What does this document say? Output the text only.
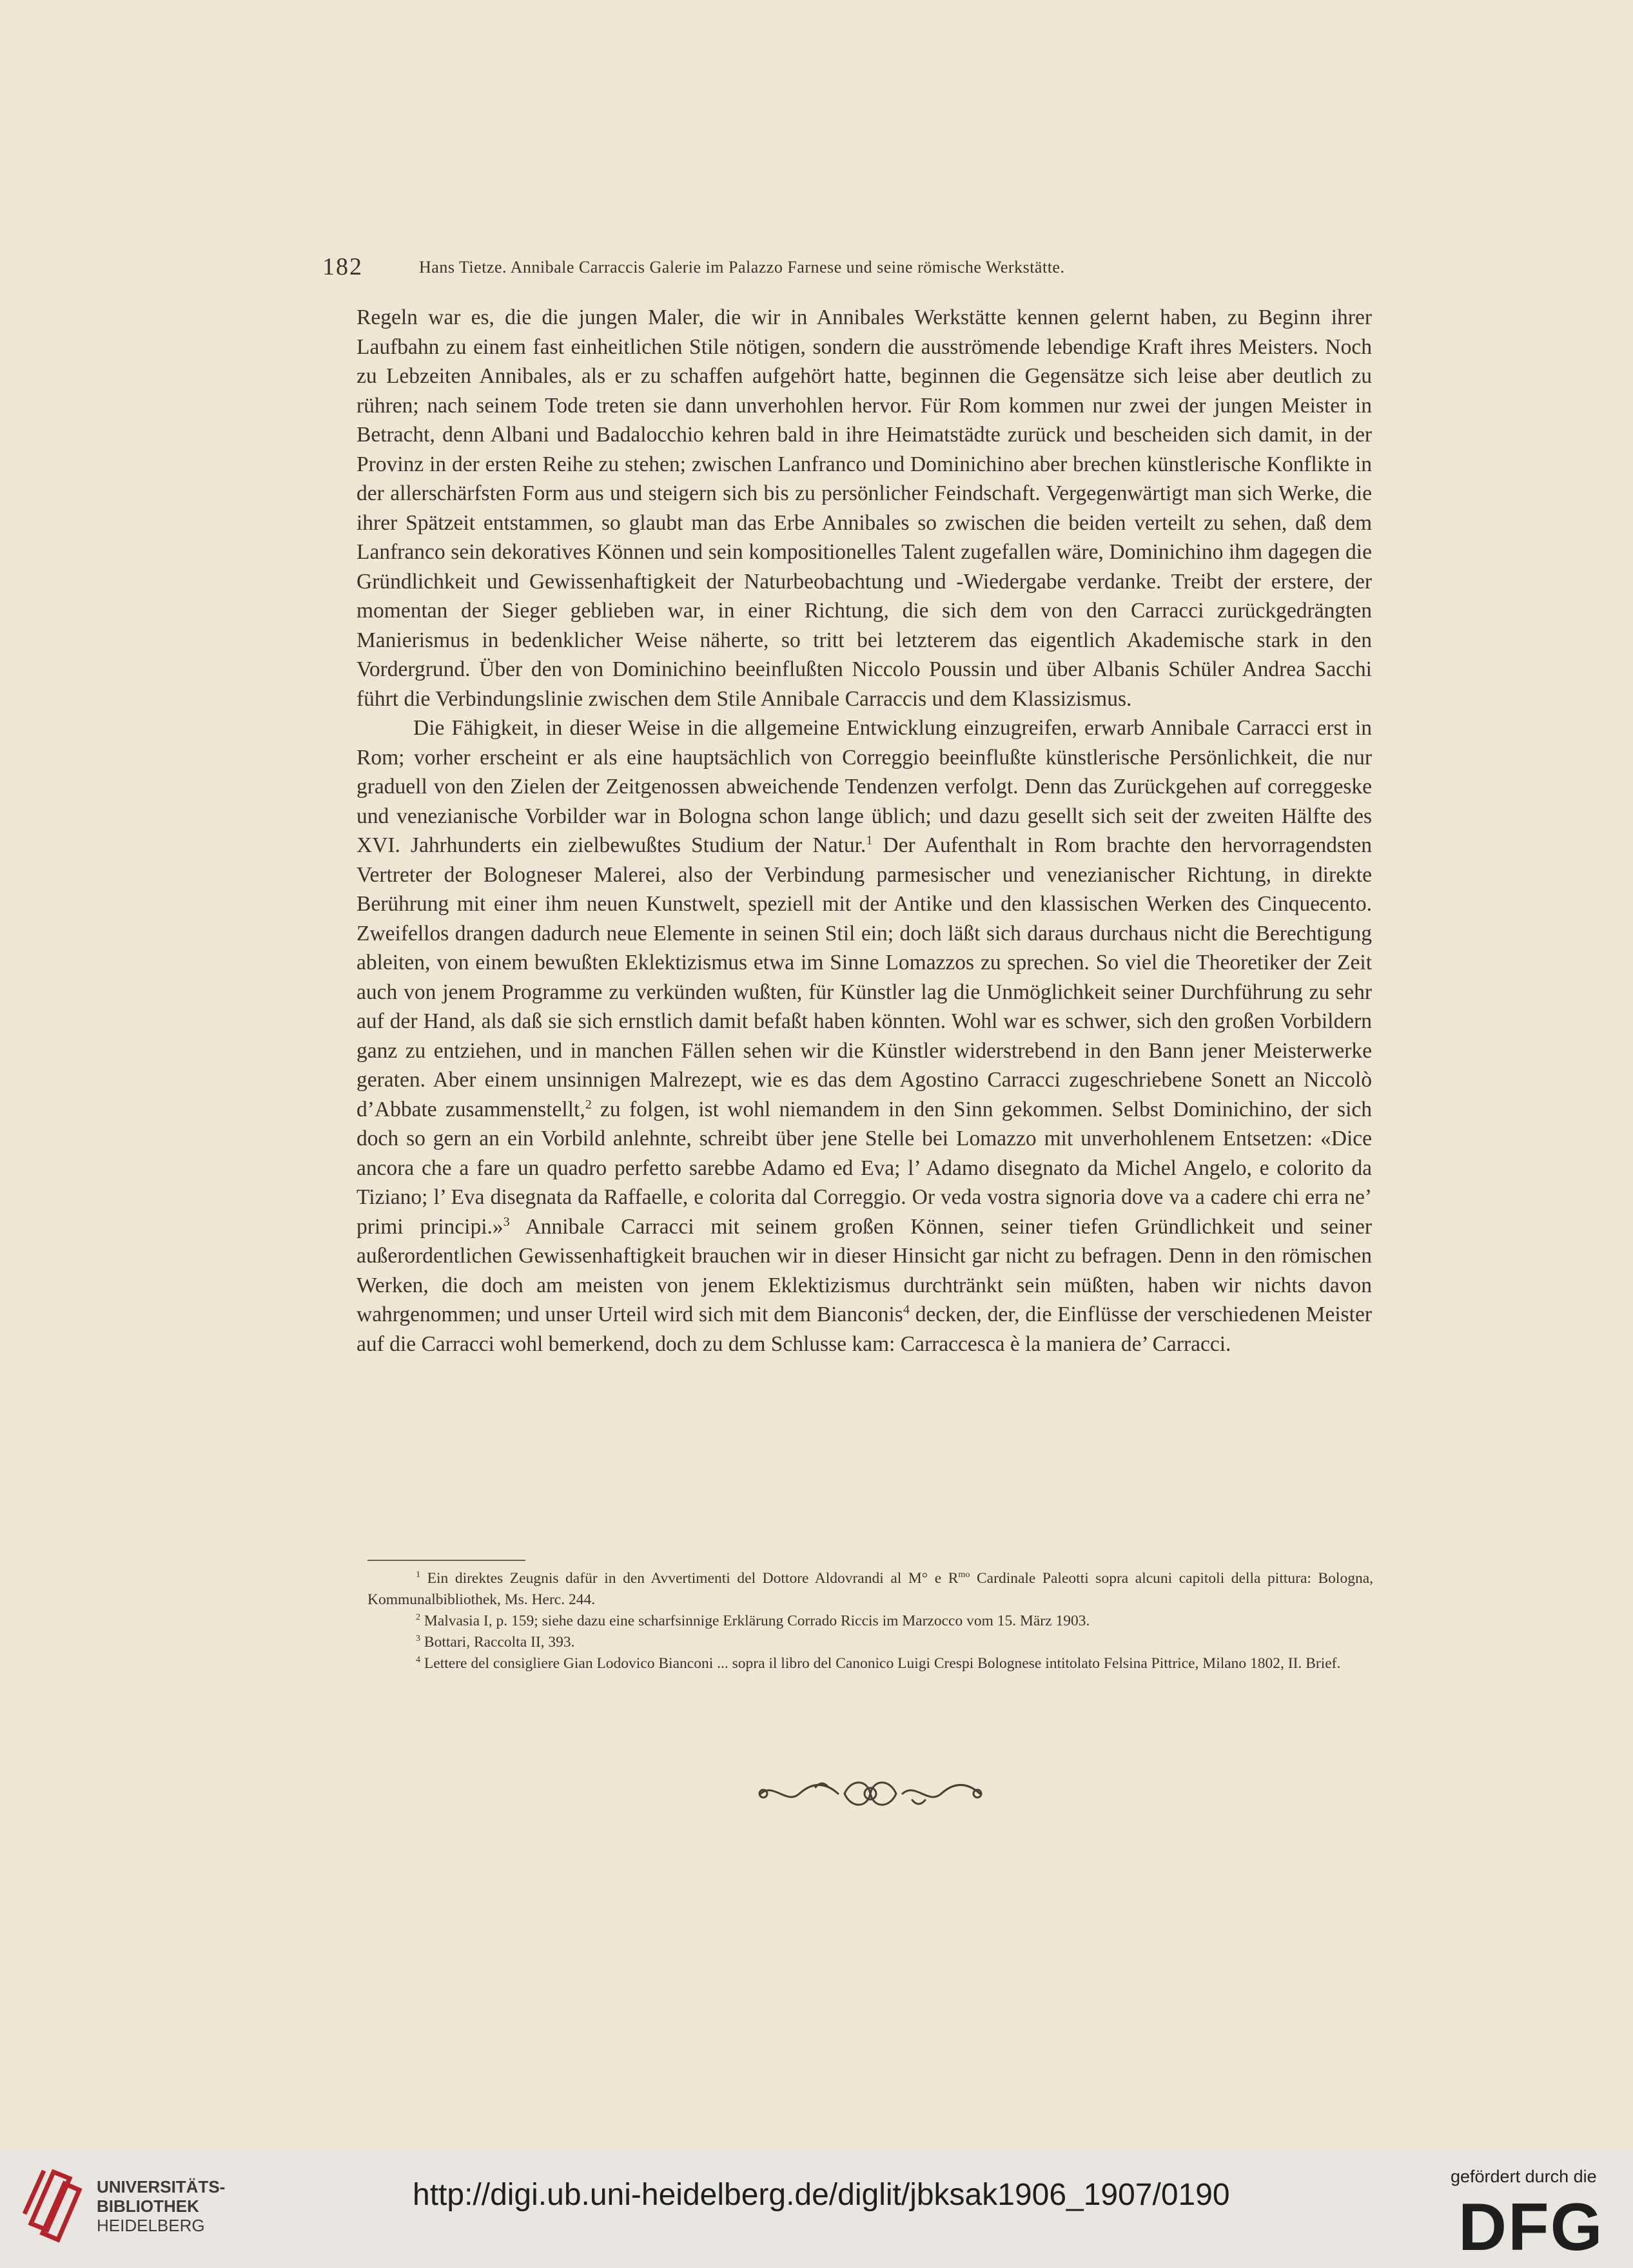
182	Hans Tietze. Annibale Carraccis Galerie im Palazzo Farnese und seine römische Werkstätte.

Regeln war es, die die jungen Maler, die wir in Annibales Werkstätte kennen gelernt haben, zu Beginn ihrer Laufbahn zu einem fast einheitlichen Stile nötigen, sondern die ausströmende lebendige Kraft ihres Meisters. Noch zu Lebzeiten Annibales, als er zu schaffen aufgehört hatte, beginnen die Gegensätze sich leise aber deutlich zu rühren; nach seinem Tode treten sie dann unverhohlen hervor. Für Rom kommen nur zwei der jungen Meister in Betracht, denn Albani und Badalocchio kehren bald in ihre Heimatstädte zurück und bescheiden sich damit, in der Provinz in der ersten Reihe zu stehen; zwischen Lanfranco und Dominichino aber brechen künstlerische Konflikte in der allerschärfsten Form aus und steigern sich bis zu persönlicher Feindschaft. Vergegenwärtigt man sich Werke, die ihrer Spätzeit entstammen, so glaubt man das Erbe Annibales so zwischen die beiden verteilt zu sehen, daß dem Lanfranco sein dekoratives Können und sein kompositionelles Talent zugefallen wäre, Dominichino ihm dagegen die Gründlichkeit und Gewissenhaftigkeit der Naturbeobachtung und -Wiedergabe verdanke. Treibt der erstere, der momentan der Sieger geblieben war, in einer Richtung, die sich dem von den Carracci zurückgedrängten Manierismus in bedenklicher Weise näherte, so tritt bei letzterem das eigentlich Akademische stark in den Vordergrund. Über den von Dominichino beeinflußten Niccolo Poussin und über Albanis Schüler Andrea Sacchi führt die Verbindungslinie zwischen dem Stile Annibale Carraccis und dem Klassizismus.

Die Fähigkeit, in dieser Weise in die allgemeine Entwicklung einzugreifen, erwarb Annibale Carracci erst in Rom; vorher erscheint er als eine hauptsächlich von Correggio beeinflußte künstlerische Persönlichkeit, die nur graduell von den Zielen der Zeitgenossen abweichende Tendenzen verfolgt. Denn das Zurückgehen auf correggeske und venezianische Vorbilder war in Bologna schon lange üblich; und dazu gesellt sich seit der zweiten Hälfte des XVI. Jahrhunderts ein zielbewußtes Studium der Natur.$^1$ Der Aufenthalt in Rom brachte den hervorragendsten Vertreter der Bologneser Malerei, also der Verbindung parmesischer und venezianischer Richtung, in direkte Berührung mit einer ihm neuen Kunstwelt, speziell mit der Antike und den klassischen Werken des Cinquecento. Zweifellos drangen dadurch neue Elemente in seinen Stil ein; doch läßt sich daraus durchaus nicht die Berechtigung ableiten, von einem bewußten Eklektizismus etwa im Sinne Lomazzos zu sprechen. So viel die Theoretiker der Zeit auch von jenem Programme zu verkünden wußten, für Künstler lag die Unmöglichkeit seiner Durchführung zu sehr auf der Hand, als daß sie sich ernstlich damit befaßt haben könnten. Wohl war es schwer, sich den großen Vorbildern ganz zu entziehen, und in manchen Fällen sehen wir die Künstler widerstrebend in den Bann jener Meisterwerke geraten. Aber einem unsinnigen Malrezept, wie es das dem Agostino Carracci zugeschriebene Sonett an Niccolò d’Abbate zusammenstellt,$^2$ zu folgen, ist wohl niemandem in den Sinn gekommen. Selbst Dominichino, der sich doch so gern an ein Vorbild anlehnte, schreibt über jene Stelle bei Lomazzo mit unverhohlenem Entsetzen: «Dice ancora che a fare un quadro perfetto sarebbe Adamo ed Eva; l’ Adamo disegnato da Michel Angelo, e colorito da Tiziano; l’ Eva disegnata da Raffaelle, e colorita dal Correggio. Or veda vostra signoria dove va a cadere chi erra ne’ primi principi.»$^3$ Annibale Carracci mit seinem großen Können, seiner tiefen Gründlichkeit und seiner außerordentlichen Gewissenhaftigkeit brauchen wir in dieser Hinsicht gar nicht zu befragen. Denn in den römischen Werken, die doch am meisten von jenem Eklektizismus durchtränkt sein müßten, haben wir nichts davon wahrgenommen; und unser Urteil wird sich mit dem Bianconis$^4$ decken, der, die Einflüsse der verschiedenen Meister auf die Carracci wohl bemerkend, doch zu dem Schlusse kam: Carraccesca è la maniera de’ Carracci.

$^1$ Ein direktes Zeugnis dafür in den Avvertimenti del Dottore Aldovrandi al M° e $R^{mo}$ Cardinale Paleotti sopra alcuni capitoli della pittura: Bologna, Kommunalbibliothek, Ms. Herc. 244.

$^2$ Malvasia I, p. 159; siehe dazu eine scharfsinnige Erklärung Corrado Riccis im Marzocco vom 15. März 1903.

$^3$ Bottari, Raccolta II, 393.

$^4$ Lettere del consigliere Gian Lodovico Bianconi ... sopra il libro del Canonico Luigi Crespi Bolognese intitolato Felsina Pittrice, Milano 1802, II. Brief.

UNIVERSITÄTS-
BIBLIOTHEK
HEIDELBERG
http://digi.ub.uni-heidelberg.de/diglit/jbksak1906_1907/0190
gefördert durch die
DFG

§

▸ Task details
Across the material, how many lines contain "sopra"? The reply must be that number and nothing else.

▸ Solution for this problem
2